▶ _The exercise_
Count the lines below that contain the word "color", and give only that number.
··· Supplied material
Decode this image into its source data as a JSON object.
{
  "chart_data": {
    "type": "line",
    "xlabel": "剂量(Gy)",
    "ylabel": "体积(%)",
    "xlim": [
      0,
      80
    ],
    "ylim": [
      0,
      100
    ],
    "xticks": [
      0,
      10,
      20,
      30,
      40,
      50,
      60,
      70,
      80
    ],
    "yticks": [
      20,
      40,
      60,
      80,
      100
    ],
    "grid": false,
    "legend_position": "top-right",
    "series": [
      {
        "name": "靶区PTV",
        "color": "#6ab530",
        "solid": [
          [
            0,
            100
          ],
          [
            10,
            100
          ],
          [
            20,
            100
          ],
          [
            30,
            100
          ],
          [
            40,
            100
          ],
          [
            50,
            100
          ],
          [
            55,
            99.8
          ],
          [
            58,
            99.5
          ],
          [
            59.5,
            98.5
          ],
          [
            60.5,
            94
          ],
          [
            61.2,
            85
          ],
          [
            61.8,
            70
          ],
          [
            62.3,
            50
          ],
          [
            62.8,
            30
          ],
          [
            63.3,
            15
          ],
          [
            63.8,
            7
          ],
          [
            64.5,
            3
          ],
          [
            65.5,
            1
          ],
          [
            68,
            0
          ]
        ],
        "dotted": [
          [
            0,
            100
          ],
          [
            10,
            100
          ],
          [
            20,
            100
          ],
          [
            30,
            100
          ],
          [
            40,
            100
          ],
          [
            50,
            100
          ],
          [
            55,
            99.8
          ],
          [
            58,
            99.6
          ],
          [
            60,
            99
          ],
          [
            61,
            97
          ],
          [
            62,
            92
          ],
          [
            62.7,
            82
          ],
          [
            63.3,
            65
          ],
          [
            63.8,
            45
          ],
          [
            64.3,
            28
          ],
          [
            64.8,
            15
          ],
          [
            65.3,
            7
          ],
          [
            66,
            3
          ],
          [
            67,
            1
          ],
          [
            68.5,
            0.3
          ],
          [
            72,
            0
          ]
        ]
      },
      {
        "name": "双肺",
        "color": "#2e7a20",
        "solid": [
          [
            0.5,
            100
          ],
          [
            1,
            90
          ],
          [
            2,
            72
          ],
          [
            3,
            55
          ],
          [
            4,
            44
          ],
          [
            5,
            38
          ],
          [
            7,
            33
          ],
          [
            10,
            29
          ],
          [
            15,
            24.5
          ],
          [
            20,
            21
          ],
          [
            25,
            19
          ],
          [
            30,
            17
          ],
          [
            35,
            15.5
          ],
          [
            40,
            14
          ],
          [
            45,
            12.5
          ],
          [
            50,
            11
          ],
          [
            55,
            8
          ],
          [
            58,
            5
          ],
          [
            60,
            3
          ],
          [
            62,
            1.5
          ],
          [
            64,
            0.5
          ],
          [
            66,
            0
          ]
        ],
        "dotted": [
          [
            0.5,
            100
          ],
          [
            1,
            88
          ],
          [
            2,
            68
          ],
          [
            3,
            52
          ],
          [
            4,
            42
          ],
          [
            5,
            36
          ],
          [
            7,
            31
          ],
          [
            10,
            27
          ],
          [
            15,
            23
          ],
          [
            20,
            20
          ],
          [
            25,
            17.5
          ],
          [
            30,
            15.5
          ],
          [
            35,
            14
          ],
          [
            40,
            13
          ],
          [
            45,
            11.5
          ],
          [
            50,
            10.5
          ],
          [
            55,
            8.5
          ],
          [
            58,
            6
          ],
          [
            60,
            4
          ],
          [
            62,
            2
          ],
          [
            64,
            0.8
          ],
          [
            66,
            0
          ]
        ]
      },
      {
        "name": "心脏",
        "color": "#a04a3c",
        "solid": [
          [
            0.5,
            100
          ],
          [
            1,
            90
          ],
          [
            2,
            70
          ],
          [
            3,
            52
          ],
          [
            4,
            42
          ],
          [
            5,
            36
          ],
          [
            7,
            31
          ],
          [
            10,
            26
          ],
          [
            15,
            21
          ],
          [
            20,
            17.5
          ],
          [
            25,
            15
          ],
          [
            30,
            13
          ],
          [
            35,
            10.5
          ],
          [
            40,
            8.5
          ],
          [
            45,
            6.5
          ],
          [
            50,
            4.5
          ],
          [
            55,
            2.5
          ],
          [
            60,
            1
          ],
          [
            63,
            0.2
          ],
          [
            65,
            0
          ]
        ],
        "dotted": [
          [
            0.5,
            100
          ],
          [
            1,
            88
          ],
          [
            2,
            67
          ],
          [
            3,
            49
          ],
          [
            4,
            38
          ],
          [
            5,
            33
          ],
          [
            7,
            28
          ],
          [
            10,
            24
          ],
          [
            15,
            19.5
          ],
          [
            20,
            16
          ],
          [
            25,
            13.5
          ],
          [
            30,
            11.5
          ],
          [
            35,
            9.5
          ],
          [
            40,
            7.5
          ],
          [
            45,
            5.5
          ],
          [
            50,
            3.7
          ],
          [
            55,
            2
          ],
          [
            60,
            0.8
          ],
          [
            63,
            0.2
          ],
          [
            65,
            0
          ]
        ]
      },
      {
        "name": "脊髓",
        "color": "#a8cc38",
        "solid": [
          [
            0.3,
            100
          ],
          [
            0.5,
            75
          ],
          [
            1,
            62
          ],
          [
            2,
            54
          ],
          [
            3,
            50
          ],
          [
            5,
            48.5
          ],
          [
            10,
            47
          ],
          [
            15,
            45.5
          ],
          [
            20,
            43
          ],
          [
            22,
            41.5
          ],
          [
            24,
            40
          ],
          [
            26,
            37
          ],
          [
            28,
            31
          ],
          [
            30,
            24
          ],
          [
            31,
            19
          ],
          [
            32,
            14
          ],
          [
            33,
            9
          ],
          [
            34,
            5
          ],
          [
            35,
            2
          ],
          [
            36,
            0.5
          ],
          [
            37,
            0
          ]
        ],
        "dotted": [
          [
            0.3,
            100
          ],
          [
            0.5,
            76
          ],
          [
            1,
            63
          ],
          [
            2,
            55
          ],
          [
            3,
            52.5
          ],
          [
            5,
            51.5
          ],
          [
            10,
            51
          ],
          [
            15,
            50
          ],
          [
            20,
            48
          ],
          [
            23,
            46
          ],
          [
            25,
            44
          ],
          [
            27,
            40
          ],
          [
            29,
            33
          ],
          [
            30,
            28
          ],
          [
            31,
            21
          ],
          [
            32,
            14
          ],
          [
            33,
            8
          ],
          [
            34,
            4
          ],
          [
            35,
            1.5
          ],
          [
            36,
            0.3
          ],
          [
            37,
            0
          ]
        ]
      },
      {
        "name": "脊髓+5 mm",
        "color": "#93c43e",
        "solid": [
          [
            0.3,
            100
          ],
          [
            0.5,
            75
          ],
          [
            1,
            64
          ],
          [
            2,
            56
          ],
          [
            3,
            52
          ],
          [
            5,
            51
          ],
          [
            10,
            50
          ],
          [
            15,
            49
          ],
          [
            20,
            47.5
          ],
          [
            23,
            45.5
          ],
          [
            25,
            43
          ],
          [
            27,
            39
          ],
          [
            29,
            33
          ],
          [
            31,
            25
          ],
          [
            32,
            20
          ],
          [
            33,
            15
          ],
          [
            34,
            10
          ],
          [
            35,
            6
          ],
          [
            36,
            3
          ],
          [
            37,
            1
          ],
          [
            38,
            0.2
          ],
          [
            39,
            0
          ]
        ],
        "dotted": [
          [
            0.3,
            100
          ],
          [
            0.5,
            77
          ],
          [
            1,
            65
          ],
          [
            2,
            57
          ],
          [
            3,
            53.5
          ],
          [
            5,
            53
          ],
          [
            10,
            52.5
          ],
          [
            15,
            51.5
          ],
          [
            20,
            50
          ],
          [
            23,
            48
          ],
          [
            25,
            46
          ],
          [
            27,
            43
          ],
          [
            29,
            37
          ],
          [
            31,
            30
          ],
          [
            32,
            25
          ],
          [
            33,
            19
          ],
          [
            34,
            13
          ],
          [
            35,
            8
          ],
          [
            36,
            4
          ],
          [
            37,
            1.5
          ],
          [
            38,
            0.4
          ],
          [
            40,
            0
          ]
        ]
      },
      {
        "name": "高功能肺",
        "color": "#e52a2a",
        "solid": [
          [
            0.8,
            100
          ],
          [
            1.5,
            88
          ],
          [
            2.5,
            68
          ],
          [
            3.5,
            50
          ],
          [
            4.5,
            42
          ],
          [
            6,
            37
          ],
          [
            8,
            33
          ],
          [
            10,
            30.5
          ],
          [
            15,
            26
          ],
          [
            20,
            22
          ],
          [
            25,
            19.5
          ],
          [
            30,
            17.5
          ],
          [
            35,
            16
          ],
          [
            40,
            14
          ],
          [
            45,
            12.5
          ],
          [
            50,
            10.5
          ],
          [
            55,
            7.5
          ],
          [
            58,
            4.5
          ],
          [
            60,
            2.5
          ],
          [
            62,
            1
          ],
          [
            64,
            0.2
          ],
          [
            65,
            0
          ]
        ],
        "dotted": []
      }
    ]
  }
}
······
▶ _Worked solution_
6